■ **Exercise description**
Everything in the listing should be restated word for word.
──────────────────────────────
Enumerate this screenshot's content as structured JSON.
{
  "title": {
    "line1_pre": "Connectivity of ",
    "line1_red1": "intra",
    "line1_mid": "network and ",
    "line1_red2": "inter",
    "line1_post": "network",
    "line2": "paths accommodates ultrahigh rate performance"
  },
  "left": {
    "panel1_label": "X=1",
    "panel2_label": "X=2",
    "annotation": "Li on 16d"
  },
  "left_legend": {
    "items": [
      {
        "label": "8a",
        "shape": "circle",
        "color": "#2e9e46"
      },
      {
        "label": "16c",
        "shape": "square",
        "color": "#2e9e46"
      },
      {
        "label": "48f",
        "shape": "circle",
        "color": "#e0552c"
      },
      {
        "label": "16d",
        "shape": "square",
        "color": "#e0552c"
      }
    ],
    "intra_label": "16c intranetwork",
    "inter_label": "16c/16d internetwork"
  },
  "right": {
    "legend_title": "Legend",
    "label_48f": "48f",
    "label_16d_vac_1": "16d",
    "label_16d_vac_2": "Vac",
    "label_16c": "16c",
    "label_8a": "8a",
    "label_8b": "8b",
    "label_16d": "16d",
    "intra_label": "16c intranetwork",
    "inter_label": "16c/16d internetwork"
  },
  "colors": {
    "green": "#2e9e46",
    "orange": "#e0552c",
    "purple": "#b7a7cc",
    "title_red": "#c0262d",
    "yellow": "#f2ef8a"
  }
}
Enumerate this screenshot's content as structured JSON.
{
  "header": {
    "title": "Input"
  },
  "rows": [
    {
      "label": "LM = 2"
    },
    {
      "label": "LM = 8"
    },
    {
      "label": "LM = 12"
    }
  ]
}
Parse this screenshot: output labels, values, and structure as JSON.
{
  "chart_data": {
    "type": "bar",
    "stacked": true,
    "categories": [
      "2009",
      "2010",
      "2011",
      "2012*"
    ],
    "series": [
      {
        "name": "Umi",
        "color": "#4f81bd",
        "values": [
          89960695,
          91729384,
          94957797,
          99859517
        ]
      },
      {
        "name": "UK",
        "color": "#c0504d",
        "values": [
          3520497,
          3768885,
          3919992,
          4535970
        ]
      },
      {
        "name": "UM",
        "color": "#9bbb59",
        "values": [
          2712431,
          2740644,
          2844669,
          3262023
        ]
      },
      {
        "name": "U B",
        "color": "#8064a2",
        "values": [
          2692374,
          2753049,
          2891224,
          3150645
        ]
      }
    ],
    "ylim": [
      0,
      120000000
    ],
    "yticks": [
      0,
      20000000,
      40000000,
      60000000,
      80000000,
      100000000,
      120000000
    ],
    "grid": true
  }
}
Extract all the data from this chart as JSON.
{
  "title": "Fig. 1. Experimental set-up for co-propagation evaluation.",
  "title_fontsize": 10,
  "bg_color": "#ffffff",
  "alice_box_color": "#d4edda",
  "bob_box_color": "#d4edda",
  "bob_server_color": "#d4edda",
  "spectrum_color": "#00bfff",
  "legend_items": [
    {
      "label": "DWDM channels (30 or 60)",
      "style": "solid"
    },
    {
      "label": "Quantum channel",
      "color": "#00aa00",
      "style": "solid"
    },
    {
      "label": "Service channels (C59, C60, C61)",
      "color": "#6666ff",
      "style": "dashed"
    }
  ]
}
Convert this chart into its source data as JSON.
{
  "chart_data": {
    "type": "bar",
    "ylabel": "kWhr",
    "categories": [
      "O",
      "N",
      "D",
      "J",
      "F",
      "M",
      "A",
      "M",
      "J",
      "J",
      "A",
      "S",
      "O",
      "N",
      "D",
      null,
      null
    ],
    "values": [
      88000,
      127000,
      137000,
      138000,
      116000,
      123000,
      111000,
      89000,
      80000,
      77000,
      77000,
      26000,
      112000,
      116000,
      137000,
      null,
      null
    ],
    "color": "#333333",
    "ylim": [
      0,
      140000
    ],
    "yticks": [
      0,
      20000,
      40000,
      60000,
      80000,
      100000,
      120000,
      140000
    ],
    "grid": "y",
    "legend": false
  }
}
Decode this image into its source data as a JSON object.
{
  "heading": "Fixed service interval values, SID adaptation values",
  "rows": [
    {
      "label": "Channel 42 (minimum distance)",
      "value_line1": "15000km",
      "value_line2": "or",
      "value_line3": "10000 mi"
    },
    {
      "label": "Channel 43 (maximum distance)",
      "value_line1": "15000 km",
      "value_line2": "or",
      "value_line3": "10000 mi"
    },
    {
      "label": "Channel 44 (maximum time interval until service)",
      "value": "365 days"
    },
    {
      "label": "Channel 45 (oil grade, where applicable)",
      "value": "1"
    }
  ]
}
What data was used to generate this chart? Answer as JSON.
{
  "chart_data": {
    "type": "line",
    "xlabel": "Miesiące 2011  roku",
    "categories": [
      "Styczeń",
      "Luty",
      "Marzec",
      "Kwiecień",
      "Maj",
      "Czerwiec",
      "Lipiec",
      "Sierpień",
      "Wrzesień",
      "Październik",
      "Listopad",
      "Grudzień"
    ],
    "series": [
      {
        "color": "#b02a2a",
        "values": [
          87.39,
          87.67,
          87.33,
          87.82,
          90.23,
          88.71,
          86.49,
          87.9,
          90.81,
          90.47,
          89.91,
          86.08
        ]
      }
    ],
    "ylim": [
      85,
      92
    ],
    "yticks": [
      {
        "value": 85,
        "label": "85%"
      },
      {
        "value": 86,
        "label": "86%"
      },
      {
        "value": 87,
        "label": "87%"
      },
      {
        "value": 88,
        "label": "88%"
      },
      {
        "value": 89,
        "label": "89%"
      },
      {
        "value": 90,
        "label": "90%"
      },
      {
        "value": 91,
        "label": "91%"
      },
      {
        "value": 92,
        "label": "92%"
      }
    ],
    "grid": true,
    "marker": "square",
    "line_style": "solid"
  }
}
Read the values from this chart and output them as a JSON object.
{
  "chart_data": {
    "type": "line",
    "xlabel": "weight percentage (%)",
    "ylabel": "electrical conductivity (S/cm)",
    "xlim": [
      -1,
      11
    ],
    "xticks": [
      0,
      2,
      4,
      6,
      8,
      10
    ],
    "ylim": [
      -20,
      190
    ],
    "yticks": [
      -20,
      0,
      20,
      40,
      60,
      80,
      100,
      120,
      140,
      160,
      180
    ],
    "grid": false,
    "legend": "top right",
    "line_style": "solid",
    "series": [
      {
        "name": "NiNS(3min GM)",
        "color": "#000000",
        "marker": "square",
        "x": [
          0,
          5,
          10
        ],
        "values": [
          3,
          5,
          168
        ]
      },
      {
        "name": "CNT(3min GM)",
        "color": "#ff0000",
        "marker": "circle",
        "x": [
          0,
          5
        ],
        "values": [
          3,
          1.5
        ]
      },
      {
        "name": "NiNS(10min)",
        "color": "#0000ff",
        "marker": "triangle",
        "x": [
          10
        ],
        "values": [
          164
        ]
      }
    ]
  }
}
──────────────────────────────
■ **Solution to the exercise**
Enumerate this screenshot's content as structured JSON.
{
  "title": {
    "line1_pre": "Connectivity of ",
    "line1_red1": "intra",
    "line1_mid": "network and ",
    "line1_red2": "inter",
    "line1_post": "network",
    "line2": "paths accommodates ultrahigh rate performance"
  },
  "left": {
    "panel1_label": "X=1",
    "panel2_label": "X=2",
    "annotation": "Li on 16d"
  },
  "left_legend": {
    "items": [
      {
        "label": "8a",
        "shape": "circle",
        "color": "#2e9e46"
      },
      {
        "label": "16c",
        "shape": "square",
        "color": "#2e9e46"
      },
      {
        "label": "48f",
        "shape": "circle",
        "color": "#e0552c"
      },
      {
        "label": "16d",
        "shape": "square",
        "color": "#e0552c"
      }
    ],
    "intra_label": "16c intranetwork",
    "inter_label": "16c/16d internetwork"
  },
  "right": {
    "legend_title": "Legend",
    "label_48f": "48f",
    "label_16d_vac_1": "16d",
    "label_16d_vac_2": "Vac",
    "label_16c": "16c",
    "label_8a": "8a",
    "label_8b": "8b",
    "label_16d": "16d",
    "intra_label": "16c intranetwork",
    "inter_label": "16c/16d internetwork"
  },
  "colors": {
    "green": "#2e9e46",
    "orange": "#e0552c",
    "purple": "#b7a7cc",
    "title_red": "#c0262d",
    "yellow": "#f2ef8a"
  }
}
Enumerate this screenshot's content as structured JSON.
{
  "header": {
    "title": "Input"
  },
  "rows": [
    {
      "label": "LM = 2"
    },
    {
      "label": "LM = 8"
    },
    {
      "label": "LM = 12"
    }
  ]
}
Parse this screenshot: output labels, values, and structure as JSON.
{
  "chart_data": {
    "type": "bar",
    "stacked": true,
    "categories": [
      "2009",
      "2010",
      "2011",
      "2012*"
    ],
    "series": [
      {
        "name": "Umi",
        "color": "#4f81bd",
        "values": [
          89960695,
          91729384,
          94957797,
          99859517
        ]
      },
      {
        "name": "UK",
        "color": "#c0504d",
        "values": [
          3520497,
          3768885,
          3919992,
          4535970
        ]
      },
      {
        "name": "UM",
        "color": "#9bbb59",
        "values": [
          2712431,
          2740644,
          2844669,
          3262023
        ]
      },
      {
        "name": "U B",
        "color": "#8064a2",
        "values": [
          2692374,
          2753049,
          2891224,
          3150645
        ]
      }
    ],
    "ylim": [
      0,
      120000000
    ],
    "yticks": [
      0,
      20000000,
      40000000,
      60000000,
      80000000,
      100000000,
      120000000
    ],
    "grid": true
  }
}
Extract all the data from this chart as JSON.
{
  "title": "Fig. 1. Experimental set-up for co-propagation evaluation.",
  "title_fontsize": 10,
  "bg_color": "#ffffff",
  "alice_box_color": "#d4edda",
  "bob_box_color": "#d4edda",
  "bob_server_color": "#d4edda",
  "spectrum_color": "#00bfff",
  "legend_items": [
    {
      "label": "DWDM channels (30 or 60)",
      "style": "solid"
    },
    {
      "label": "Quantum channel",
      "color": "#00aa00",
      "style": "solid"
    },
    {
      "label": "Service channels (C59, C60, C61)",
      "color": "#6666ff",
      "style": "dashed"
    }
  ]
}
Convert this chart into its source data as JSON.
{
  "chart_data": {
    "type": "bar",
    "ylabel": "kWhr",
    "categories": [
      "O",
      "N",
      "D",
      "J",
      "F",
      "M",
      "A",
      "M",
      "J",
      "J",
      "A",
      "S",
      "O",
      "N",
      "D",
      null,
      null
    ],
    "values": [
      88000,
      127000,
      137000,
      138000,
      116000,
      123000,
      111000,
      89000,
      80000,
      77000,
      77000,
      26000,
      112000,
      116000,
      137000,
      null,
      null
    ],
    "color": "#333333",
    "ylim": [
      0,
      140000
    ],
    "yticks": [
      0,
      20000,
      40000,
      60000,
      80000,
      100000,
      120000,
      140000
    ],
    "grid": "y",
    "legend": false
  }
}
Decode this image into its source data as a JSON object.
{
  "heading": "Fixed service interval values, SID adaptation values",
  "rows": [
    {
      "label": "Channel 42 (minimum distance)",
      "value_line1": "15000km",
      "value_line2": "or",
      "value_line3": "10000 mi"
    },
    {
      "label": "Channel 43 (maximum distance)",
      "value_line1": "15000 km",
      "value_line2": "or",
      "value_line3": "10000 mi"
    },
    {
      "label": "Channel 44 (maximum time interval until service)",
      "value": "365 days"
    },
    {
      "label": "Channel 45 (oil grade, where applicable)",
      "value": "1"
    }
  ]
}
What data was used to generate this chart? Answer as JSON.
{
  "chart_data": {
    "type": "line",
    "xlabel": "Miesiące 2011  roku",
    "categories": [
      "Styczeń",
      "Luty",
      "Marzec",
      "Kwiecień",
      "Maj",
      "Czerwiec",
      "Lipiec",
      "Sierpień",
      "Wrzesień",
      "Październik",
      "Listopad",
      "Grudzień"
    ],
    "series": [
      {
        "color": "#b02a2a",
        "values": [
          87.39,
          87.67,
          87.33,
          87.82,
          90.23,
          88.71,
          86.49,
          87.9,
          90.81,
          90.47,
          89.91,
          86.08
        ]
      }
    ],
    "ylim": [
      85,
      92
    ],
    "yticks": [
      {
        "value": 85,
        "label": "85%"
      },
      {
        "value": 86,
        "label": "86%"
      },
      {
        "value": 87,
        "label": "87%"
      },
      {
        "value": 88,
        "label": "88%"
      },
      {
        "value": 89,
        "label": "89%"
      },
      {
        "value": 90,
        "label": "90%"
      },
      {
        "value": 91,
        "label": "91%"
      },
      {
        "value": 92,
        "label": "92%"
      }
    ],
    "grid": true,
    "marker": "square",
    "line_style": "solid"
  }
}
Read the values from this chart and output them as a JSON object.
{
  "chart_data": {
    "type": "line",
    "xlabel": "weight percentage (%)",
    "ylabel": "electrical conductivity (S/cm)",
    "xlim": [
      -1,
      11
    ],
    "xticks": [
      0,
      2,
      4,
      6,
      8,
      10
    ],
    "ylim": [
      -20,
      190
    ],
    "yticks": [
      -20,
      0,
      20,
      40,
      60,
      80,
      100,
      120,
      140,
      160,
      180
    ],
    "grid": false,
    "legend": "top right",
    "line_style": "solid",
    "series": [
      {
        "name": "NiNS(3min GM)",
        "color": "#000000",
        "marker": "square",
        "x": [
          0,
          5,
          10
        ],
        "values": [
          3,
          5,
          168
        ]
      },
      {
        "name": "CNT(3min GM)",
        "color": "#ff0000",
        "marker": "circle",
        "x": [
          0,
          5
        ],
        "values": [
          3,
          1.5
        ]
      },
      {
        "name": "NiNS(10min)",
        "color": "#0000ff",
        "marker": "triangle",
        "x": [
          10
        ],
        "values": [
          164
        ]
      }
    ]
  }
}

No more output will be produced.